Records from a collection -

• • • •

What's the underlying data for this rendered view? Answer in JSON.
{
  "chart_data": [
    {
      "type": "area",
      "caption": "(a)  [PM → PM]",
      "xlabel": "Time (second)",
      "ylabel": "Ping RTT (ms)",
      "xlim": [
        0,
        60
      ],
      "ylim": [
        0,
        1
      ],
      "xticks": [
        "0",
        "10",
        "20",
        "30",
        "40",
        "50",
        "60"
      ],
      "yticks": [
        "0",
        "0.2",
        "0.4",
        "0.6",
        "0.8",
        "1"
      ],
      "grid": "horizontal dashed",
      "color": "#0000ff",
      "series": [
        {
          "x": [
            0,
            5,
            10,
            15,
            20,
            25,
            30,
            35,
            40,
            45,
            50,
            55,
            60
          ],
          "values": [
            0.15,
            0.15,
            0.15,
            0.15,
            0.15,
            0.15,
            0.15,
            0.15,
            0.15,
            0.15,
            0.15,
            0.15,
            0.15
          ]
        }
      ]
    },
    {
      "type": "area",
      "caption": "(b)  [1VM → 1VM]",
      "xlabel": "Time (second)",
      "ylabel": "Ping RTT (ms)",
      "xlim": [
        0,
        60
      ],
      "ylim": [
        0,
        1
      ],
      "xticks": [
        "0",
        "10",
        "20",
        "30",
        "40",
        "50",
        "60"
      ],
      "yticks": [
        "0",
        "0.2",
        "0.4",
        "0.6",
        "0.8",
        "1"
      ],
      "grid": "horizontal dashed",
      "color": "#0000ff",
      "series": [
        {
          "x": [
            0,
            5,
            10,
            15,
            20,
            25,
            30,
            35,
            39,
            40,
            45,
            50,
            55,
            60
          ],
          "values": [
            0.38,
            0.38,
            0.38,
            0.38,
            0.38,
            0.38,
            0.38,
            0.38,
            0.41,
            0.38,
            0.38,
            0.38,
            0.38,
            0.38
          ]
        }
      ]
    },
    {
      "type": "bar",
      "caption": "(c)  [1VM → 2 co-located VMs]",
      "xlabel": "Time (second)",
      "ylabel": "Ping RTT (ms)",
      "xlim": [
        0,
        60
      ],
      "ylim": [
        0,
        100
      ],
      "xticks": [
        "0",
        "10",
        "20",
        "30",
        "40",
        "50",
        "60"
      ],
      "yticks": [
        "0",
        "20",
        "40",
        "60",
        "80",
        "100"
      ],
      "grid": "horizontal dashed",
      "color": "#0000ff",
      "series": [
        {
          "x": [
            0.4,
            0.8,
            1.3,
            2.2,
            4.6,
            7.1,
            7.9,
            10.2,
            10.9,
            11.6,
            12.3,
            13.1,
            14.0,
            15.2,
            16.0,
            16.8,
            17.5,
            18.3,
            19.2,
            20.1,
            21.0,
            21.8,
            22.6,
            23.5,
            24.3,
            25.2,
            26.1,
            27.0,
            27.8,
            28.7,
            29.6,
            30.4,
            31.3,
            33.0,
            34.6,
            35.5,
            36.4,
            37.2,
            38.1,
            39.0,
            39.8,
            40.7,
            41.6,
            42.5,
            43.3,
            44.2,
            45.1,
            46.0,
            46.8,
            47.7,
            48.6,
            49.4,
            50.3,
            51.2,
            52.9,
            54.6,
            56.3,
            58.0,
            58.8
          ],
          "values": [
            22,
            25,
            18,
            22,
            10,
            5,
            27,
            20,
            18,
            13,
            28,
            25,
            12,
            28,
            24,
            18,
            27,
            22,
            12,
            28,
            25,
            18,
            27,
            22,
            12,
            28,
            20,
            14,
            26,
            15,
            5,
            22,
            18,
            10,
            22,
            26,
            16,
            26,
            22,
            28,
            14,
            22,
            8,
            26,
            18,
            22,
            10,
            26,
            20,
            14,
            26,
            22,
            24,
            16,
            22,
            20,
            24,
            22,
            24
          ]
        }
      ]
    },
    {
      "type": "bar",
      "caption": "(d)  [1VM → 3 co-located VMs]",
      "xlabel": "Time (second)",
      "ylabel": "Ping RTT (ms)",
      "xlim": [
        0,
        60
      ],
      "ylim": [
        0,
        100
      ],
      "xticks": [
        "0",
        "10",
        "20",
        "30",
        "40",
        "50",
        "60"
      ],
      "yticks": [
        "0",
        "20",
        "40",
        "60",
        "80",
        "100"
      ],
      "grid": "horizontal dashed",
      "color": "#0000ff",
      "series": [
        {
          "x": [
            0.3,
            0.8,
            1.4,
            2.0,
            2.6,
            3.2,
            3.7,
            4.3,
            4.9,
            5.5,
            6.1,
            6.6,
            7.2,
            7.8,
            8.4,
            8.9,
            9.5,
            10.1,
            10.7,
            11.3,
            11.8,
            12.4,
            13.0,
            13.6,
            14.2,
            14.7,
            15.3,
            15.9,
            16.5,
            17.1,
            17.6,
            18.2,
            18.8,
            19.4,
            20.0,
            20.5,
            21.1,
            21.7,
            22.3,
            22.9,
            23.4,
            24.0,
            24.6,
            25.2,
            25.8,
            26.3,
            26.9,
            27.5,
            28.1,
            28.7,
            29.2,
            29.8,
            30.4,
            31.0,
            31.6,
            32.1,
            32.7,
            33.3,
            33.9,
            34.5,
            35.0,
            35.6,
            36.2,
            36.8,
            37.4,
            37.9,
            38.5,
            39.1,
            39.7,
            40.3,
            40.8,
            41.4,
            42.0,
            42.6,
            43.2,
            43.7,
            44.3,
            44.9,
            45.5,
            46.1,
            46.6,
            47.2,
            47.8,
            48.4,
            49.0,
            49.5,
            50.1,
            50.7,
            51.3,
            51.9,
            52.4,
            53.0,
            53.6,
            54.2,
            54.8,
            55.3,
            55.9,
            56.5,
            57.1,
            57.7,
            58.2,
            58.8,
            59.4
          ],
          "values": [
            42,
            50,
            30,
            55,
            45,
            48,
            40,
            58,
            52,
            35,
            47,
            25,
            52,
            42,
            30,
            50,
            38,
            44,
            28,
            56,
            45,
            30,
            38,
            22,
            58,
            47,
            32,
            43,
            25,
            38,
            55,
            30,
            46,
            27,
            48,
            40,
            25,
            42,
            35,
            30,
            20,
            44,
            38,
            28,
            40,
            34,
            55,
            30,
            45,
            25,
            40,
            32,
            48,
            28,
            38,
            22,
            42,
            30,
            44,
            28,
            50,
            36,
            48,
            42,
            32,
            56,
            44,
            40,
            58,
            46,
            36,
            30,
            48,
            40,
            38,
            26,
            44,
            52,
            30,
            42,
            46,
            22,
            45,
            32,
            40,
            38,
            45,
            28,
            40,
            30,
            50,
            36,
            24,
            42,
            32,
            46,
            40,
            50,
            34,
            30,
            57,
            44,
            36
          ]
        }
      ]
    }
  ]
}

• • • •

What is expected -
Copy all the lines, exactly.

Output -
What's the underlying data for this rendered view? Answer in JSON.
{
  "chart_data": [
    {
      "type": "area",
      "caption": "(a)  [PM → PM]",
      "xlabel": "Time (second)",
      "ylabel": "Ping RTT (ms)",
      "xlim": [
        0,
        60
      ],
      "ylim": [
        0,
        1
      ],
      "xticks": [
        "0",
        "10",
        "20",
        "30",
        "40",
        "50",
        "60"
      ],
      "yticks": [
        "0",
        "0.2",
        "0.4",
        "0.6",
        "0.8",
        "1"
      ],
      "grid": "horizontal dashed",
      "color": "#0000ff",
      "series": [
        {
          "x": [
            0,
            5,
            10,
            15,
            20,
            25,
            30,
            35,
            40,
            45,
            50,
            55,
            60
          ],
          "values": [
            0.15,
            0.15,
            0.15,
            0.15,
            0.15,
            0.15,
            0.15,
            0.15,
            0.15,
            0.15,
            0.15,
            0.15,
            0.15
          ]
        }
      ]
    },
    {
      "type": "area",
      "caption": "(b)  [1VM → 1VM]",
      "xlabel": "Time (second)",
      "ylabel": "Ping RTT (ms)",
      "xlim": [
        0,
        60
      ],
      "ylim": [
        0,
        1
      ],
      "xticks": [
        "0",
        "10",
        "20",
        "30",
        "40",
        "50",
        "60"
      ],
      "yticks": [
        "0",
        "0.2",
        "0.4",
        "0.6",
        "0.8",
        "1"
      ],
      "grid": "horizontal dashed",
      "color": "#0000ff",
      "series": [
        {
          "x": [
            0,
            5,
            10,
            15,
            20,
            25,
            30,
            35,
            39,
            40,
            45,
            50,
            55,
            60
          ],
          "values": [
            0.38,
            0.38,
            0.38,
            0.38,
            0.38,
            0.38,
            0.38,
            0.38,
            0.41,
            0.38,
            0.38,
            0.38,
            0.38,
            0.38
          ]
        }
      ]
    },
    {
      "type": "bar",
      "caption": "(c)  [1VM → 2 co-located VMs]",
      "xlabel": "Time (second)",
      "ylabel": "Ping RTT (ms)",
      "xlim": [
        0,
        60
      ],
      "ylim": [
        0,
        100
      ],
      "xticks": [
        "0",
        "10",
        "20",
        "30",
        "40",
        "50",
        "60"
      ],
      "yticks": [
        "0",
        "20",
        "40",
        "60",
        "80",
        "100"
      ],
      "grid": "horizontal dashed",
      "color": "#0000ff",
      "series": [
        {
          "x": [
            0.4,
            0.8,
            1.3,
            2.2,
            4.6,
            7.1,
            7.9,
            10.2,
            10.9,
            11.6,
            12.3,
            13.1,
            14.0,
            15.2,
            16.0,
            16.8,
            17.5,
            18.3,
            19.2,
            20.1,
            21.0,
            21.8,
            22.6,
            23.5,
            24.3,
            25.2,
            26.1,
            27.0,
            27.8,
            28.7,
            29.6,
            30.4,
            31.3,
            33.0,
            34.6,
            35.5,
            36.4,
            37.2,
            38.1,
            39.0,
            39.8,
            40.7,
            41.6,
            42.5,
            43.3,
            44.2,
            45.1,
            46.0,
            46.8,
            47.7,
            48.6,
            49.4,
            50.3,
            51.2,
            52.9,
            54.6,
            56.3,
            58.0,
            58.8
          ],
          "values": [
            22,
            25,
            18,
            22,
            10,
            5,
            27,
            20,
            18,
            13,
            28,
            25,
            12,
            28,
            24,
            18,
            27,
            22,
            12,
            28,
            25,
            18,
            27,
            22,
            12,
            28,
            20,
            14,
            26,
            15,
            5,
            22,
            18,
            10,
            22,
            26,
            16,
            26,
            22,
            28,
            14,
            22,
            8,
            26,
            18,
            22,
            10,
            26,
            20,
            14,
            26,
            22,
            24,
            16,
            22,
            20,
            24,
            22,
            24
          ]
        }
      ]
    },
    {
      "type": "bar",
      "caption": "(d)  [1VM → 3 co-located VMs]",
      "xlabel": "Time (second)",
      "ylabel": "Ping RTT (ms)",
      "xlim": [
        0,
        60
      ],
      "ylim": [
        0,
        100
      ],
      "xticks": [
        "0",
        "10",
        "20",
        "30",
        "40",
        "50",
        "60"
      ],
      "yticks": [
        "0",
        "20",
        "40",
        "60",
        "80",
        "100"
      ],
      "grid": "horizontal dashed",
      "color": "#0000ff",
      "series": [
        {
          "x": [
            0.3,
            0.8,
            1.4,
            2.0,
            2.6,
            3.2,
            3.7,
            4.3,
            4.9,
            5.5,
            6.1,
            6.6,
            7.2,
            7.8,
            8.4,
            8.9,
            9.5,
            10.1,
            10.7,
            11.3,
            11.8,
            12.4,
            13.0,
            13.6,
            14.2,
            14.7,
            15.3,
            15.9,
            16.5,
            17.1,
            17.6,
            18.2,
            18.8,
            19.4,
            20.0,
            20.5,
            21.1,
            21.7,
            22.3,
            22.9,
            23.4,
            24.0,
            24.6,
            25.2,
            25.8,
            26.3,
            26.9,
            27.5,
            28.1,
            28.7,
            29.2,
            29.8,
            30.4,
            31.0,
            31.6,
            32.1,
            32.7,
            33.3,
            33.9,
            34.5,
            35.0,
            35.6,
            36.2,
            36.8,
            37.4,
            37.9,
            38.5,
            39.1,
            39.7,
            40.3,
            40.8,
            41.4,
            42.0,
            42.6,
            43.2,
            43.7,
            44.3,
            44.9,
            45.5,
            46.1,
            46.6,
            47.2,
            47.8,
            48.4,
            49.0,
            49.5,
            50.1,
            50.7,
            51.3,
            51.9,
            52.4,
            53.0,
            53.6,
            54.2,
            54.8,
            55.3,
            55.9,
            56.5,
            57.1,
            57.7,
            58.2,
            58.8,
            59.4
          ],
          "values": [
            42,
            50,
            30,
            55,
            45,
            48,
            40,
            58,
            52,
            35,
            47,
            25,
            52,
            42,
            30,
            50,
            38,
            44,
            28,
            56,
            45,
            30,
            38,
            22,
            58,
            47,
            32,
            43,
            25,
            38,
            55,
            30,
            46,
            27,
            48,
            40,
            25,
            42,
            35,
            30,
            20,
            44,
            38,
            28,
            40,
            34,
            55,
            30,
            45,
            25,
            40,
            32,
            48,
            28,
            38,
            22,
            42,
            30,
            44,
            28,
            50,
            36,
            48,
            42,
            32,
            56,
            44,
            40,
            58,
            46,
            36,
            30,
            48,
            40,
            38,
            26,
            44,
            52,
            30,
            42,
            46,
            22,
            45,
            32,
            40,
            38,
            45,
            28,
            40,
            30,
            50,
            36,
            24,
            42,
            32,
            46,
            40,
            50,
            34,
            30,
            57,
            44,
            36
          ]
        }
      ]
    }
  ]
}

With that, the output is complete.